SUPPLIED ENTRIES
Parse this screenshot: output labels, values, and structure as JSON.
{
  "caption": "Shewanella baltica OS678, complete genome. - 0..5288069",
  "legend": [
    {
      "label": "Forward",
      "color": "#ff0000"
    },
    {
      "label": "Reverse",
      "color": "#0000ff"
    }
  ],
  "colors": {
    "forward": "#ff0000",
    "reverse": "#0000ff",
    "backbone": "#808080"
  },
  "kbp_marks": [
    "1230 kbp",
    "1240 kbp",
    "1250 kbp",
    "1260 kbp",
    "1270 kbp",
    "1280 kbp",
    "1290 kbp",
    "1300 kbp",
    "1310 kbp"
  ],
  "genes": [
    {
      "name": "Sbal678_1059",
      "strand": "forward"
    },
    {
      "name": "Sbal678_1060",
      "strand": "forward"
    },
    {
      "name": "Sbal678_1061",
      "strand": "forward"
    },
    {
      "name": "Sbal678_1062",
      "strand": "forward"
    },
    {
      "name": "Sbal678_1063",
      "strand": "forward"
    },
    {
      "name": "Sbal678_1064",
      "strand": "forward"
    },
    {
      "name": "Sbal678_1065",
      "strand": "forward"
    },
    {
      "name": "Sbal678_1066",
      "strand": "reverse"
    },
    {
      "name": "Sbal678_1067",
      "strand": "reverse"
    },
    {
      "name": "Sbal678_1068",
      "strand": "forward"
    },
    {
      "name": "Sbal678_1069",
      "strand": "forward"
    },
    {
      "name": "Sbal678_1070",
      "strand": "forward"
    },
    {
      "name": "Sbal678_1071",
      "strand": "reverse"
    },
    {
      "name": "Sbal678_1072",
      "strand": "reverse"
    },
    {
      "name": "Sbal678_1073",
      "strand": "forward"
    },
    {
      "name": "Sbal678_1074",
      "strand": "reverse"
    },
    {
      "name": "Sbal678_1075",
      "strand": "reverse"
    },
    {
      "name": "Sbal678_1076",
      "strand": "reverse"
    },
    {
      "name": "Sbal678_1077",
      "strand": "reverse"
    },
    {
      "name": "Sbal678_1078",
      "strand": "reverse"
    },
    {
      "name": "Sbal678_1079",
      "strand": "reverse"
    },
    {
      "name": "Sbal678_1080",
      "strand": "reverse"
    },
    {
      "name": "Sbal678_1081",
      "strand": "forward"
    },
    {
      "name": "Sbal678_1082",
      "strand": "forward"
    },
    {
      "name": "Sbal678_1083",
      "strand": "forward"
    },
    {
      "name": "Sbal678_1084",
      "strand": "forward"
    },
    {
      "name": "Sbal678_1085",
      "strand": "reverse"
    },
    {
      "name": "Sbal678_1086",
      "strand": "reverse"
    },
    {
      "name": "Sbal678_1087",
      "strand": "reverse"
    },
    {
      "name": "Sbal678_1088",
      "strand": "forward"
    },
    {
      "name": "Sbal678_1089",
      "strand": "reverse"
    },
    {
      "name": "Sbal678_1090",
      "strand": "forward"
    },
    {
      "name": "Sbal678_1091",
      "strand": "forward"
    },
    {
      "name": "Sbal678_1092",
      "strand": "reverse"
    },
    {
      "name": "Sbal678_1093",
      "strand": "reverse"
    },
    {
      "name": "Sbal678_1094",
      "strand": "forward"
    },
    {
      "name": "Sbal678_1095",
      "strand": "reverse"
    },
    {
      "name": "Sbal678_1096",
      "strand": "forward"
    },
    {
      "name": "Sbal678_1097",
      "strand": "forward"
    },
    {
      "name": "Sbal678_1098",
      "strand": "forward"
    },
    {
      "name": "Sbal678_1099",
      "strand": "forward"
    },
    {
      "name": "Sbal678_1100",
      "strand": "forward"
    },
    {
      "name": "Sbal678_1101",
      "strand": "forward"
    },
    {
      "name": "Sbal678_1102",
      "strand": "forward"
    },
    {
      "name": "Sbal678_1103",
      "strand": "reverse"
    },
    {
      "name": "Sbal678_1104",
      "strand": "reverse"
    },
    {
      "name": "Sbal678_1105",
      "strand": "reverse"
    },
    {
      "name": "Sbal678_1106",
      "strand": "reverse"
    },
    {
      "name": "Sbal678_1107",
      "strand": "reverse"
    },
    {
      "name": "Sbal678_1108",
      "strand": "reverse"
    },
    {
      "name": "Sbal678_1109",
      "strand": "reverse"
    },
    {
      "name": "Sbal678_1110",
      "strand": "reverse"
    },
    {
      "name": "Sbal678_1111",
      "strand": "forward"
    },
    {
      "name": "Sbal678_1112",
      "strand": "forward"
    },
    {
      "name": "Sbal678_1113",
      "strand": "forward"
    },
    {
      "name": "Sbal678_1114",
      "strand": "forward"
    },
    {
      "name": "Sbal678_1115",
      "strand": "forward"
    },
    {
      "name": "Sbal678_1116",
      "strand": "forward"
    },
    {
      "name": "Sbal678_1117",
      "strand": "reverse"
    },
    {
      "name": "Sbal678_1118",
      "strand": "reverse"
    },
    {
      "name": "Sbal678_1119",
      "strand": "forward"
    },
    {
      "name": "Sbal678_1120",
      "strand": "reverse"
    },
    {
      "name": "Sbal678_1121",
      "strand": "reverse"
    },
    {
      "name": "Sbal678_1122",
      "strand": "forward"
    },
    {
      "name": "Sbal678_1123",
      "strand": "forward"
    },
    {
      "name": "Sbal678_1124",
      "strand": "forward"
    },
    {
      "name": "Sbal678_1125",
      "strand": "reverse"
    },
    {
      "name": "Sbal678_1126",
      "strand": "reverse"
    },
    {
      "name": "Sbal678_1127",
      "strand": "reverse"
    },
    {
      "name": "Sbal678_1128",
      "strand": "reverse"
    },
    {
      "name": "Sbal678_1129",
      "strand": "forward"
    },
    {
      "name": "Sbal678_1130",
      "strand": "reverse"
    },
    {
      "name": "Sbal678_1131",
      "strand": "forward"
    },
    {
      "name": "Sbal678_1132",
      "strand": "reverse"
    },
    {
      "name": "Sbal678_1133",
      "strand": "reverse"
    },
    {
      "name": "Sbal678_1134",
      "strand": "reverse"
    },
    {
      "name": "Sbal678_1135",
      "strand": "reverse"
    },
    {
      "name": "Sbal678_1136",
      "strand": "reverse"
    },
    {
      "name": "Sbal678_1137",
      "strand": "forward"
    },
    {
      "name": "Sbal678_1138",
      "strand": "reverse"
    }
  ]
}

WHAT YOU WILL DO
Retype the data in full, exactly.

RESULT OF THIS TASK
Parse this screenshot: output labels, values, and structure as JSON.
{
  "caption": "Shewanella baltica OS678, complete genome. - 0..5288069",
  "legend": [
    {
      "label": "Forward",
      "color": "#ff0000"
    },
    {
      "label": "Reverse",
      "color": "#0000ff"
    }
  ],
  "colors": {
    "forward": "#ff0000",
    "reverse": "#0000ff",
    "backbone": "#808080"
  },
  "kbp_marks": [
    "1230 kbp",
    "1240 kbp",
    "1250 kbp",
    "1260 kbp",
    "1270 kbp",
    "1280 kbp",
    "1290 kbp",
    "1300 kbp",
    "1310 kbp"
  ],
  "genes": [
    {
      "name": "Sbal678_1059",
      "strand": "forward"
    },
    {
      "name": "Sbal678_1060",
      "strand": "forward"
    },
    {
      "name": "Sbal678_1061",
      "strand": "forward"
    },
    {
      "name": "Sbal678_1062",
      "strand": "forward"
    },
    {
      "name": "Sbal678_1063",
      "strand": "forward"
    },
    {
      "name": "Sbal678_1064",
      "strand": "forward"
    },
    {
      "name": "Sbal678_1065",
      "strand": "forward"
    },
    {
      "name": "Sbal678_1066",
      "strand": "reverse"
    },
    {
      "name": "Sbal678_1067",
      "strand": "reverse"
    },
    {
      "name": "Sbal678_1068",
      "strand": "forward"
    },
    {
      "name": "Sbal678_1069",
      "strand": "forward"
    },
    {
      "name": "Sbal678_1070",
      "strand": "forward"
    },
    {
      "name": "Sbal678_1071",
      "strand": "reverse"
    },
    {
      "name": "Sbal678_1072",
      "strand": "reverse"
    },
    {
      "name": "Sbal678_1073",
      "strand": "forward"
    },
    {
      "name": "Sbal678_1074",
      "strand": "reverse"
    },
    {
      "name": "Sbal678_1075",
      "strand": "reverse"
    },
    {
      "name": "Sbal678_1076",
      "strand": "reverse"
    },
    {
      "name": "Sbal678_1077",
      "strand": "reverse"
    },
    {
      "name": "Sbal678_1078",
      "strand": "reverse"
    },
    {
      "name": "Sbal678_1079",
      "strand": "reverse"
    },
    {
      "name": "Sbal678_1080",
      "strand": "reverse"
    },
    {
      "name": "Sbal678_1081",
      "strand": "forward"
    },
    {
      "name": "Sbal678_1082",
      "strand": "forward"
    },
    {
      "name": "Sbal678_1083",
      "strand": "forward"
    },
    {
      "name": "Sbal678_1084",
      "strand": "forward"
    },
    {
      "name": "Sbal678_1085",
      "strand": "reverse"
    },
    {
      "name": "Sbal678_1086",
      "strand": "reverse"
    },
    {
      "name": "Sbal678_1087",
      "strand": "reverse"
    },
    {
      "name": "Sbal678_1088",
      "strand": "forward"
    },
    {
      "name": "Sbal678_1089",
      "strand": "reverse"
    },
    {
      "name": "Sbal678_1090",
      "strand": "forward"
    },
    {
      "name": "Sbal678_1091",
      "strand": "forward"
    },
    {
      "name": "Sbal678_1092",
      "strand": "reverse"
    },
    {
      "name": "Sbal678_1093",
      "strand": "reverse"
    },
    {
      "name": "Sbal678_1094",
      "strand": "forward"
    },
    {
      "name": "Sbal678_1095",
      "strand": "reverse"
    },
    {
      "name": "Sbal678_1096",
      "strand": "forward"
    },
    {
      "name": "Sbal678_1097",
      "strand": "forward"
    },
    {
      "name": "Sbal678_1098",
      "strand": "forward"
    },
    {
      "name": "Sbal678_1099",
      "strand": "forward"
    },
    {
      "name": "Sbal678_1100",
      "strand": "forward"
    },
    {
      "name": "Sbal678_1101",
      "strand": "forward"
    },
    {
      "name": "Sbal678_1102",
      "strand": "forward"
    },
    {
      "name": "Sbal678_1103",
      "strand": "reverse"
    },
    {
      "name": "Sbal678_1104",
      "strand": "reverse"
    },
    {
      "name": "Sbal678_1105",
      "strand": "reverse"
    },
    {
      "name": "Sbal678_1106",
      "strand": "reverse"
    },
    {
      "name": "Sbal678_1107",
      "strand": "reverse"
    },
    {
      "name": "Sbal678_1108",
      "strand": "reverse"
    },
    {
      "name": "Sbal678_1109",
      "strand": "reverse"
    },
    {
      "name": "Sbal678_1110",
      "strand": "reverse"
    },
    {
      "name": "Sbal678_1111",
      "strand": "forward"
    },
    {
      "name": "Sbal678_1112",
      "strand": "forward"
    },
    {
      "name": "Sbal678_1113",
      "strand": "forward"
    },
    {
      "name": "Sbal678_1114",
      "strand": "forward"
    },
    {
      "name": "Sbal678_1115",
      "strand": "forward"
    },
    {
      "name": "Sbal678_1116",
      "strand": "forward"
    },
    {
      "name": "Sbal678_1117",
      "strand": "reverse"
    },
    {
      "name": "Sbal678_1118",
      "strand": "reverse"
    },
    {
      "name": "Sbal678_1119",
      "strand": "forward"
    },
    {
      "name": "Sbal678_1120",
      "strand": "reverse"
    },
    {
      "name": "Sbal678_1121",
      "strand": "reverse"
    },
    {
      "name": "Sbal678_1122",
      "strand": "forward"
    },
    {
      "name": "Sbal678_1123",
      "strand": "forward"
    },
    {
      "name": "Sbal678_1124",
      "strand": "forward"
    },
    {
      "name": "Sbal678_1125",
      "strand": "reverse"
    },
    {
      "name": "Sbal678_1126",
      "strand": "reverse"
    },
    {
      "name": "Sbal678_1127",
      "strand": "reverse"
    },
    {
      "name": "Sbal678_1128",
      "strand": "reverse"
    },
    {
      "name": "Sbal678_1129",
      "strand": "forward"
    },
    {
      "name": "Sbal678_1130",
      "strand": "reverse"
    },
    {
      "name": "Sbal678_1131",
      "strand": "forward"
    },
    {
      "name": "Sbal678_1132",
      "strand": "reverse"
    },
    {
      "name": "Sbal678_1133",
      "strand": "reverse"
    },
    {
      "name": "Sbal678_1134",
      "strand": "reverse"
    },
    {
      "name": "Sbal678_1135",
      "strand": "reverse"
    },
    {
      "name": "Sbal678_1136",
      "strand": "reverse"
    },
    {
      "name": "Sbal678_1137",
      "strand": "forward"
    },
    {
      "name": "Sbal678_1138",
      "strand": "reverse"
    }
  ]
}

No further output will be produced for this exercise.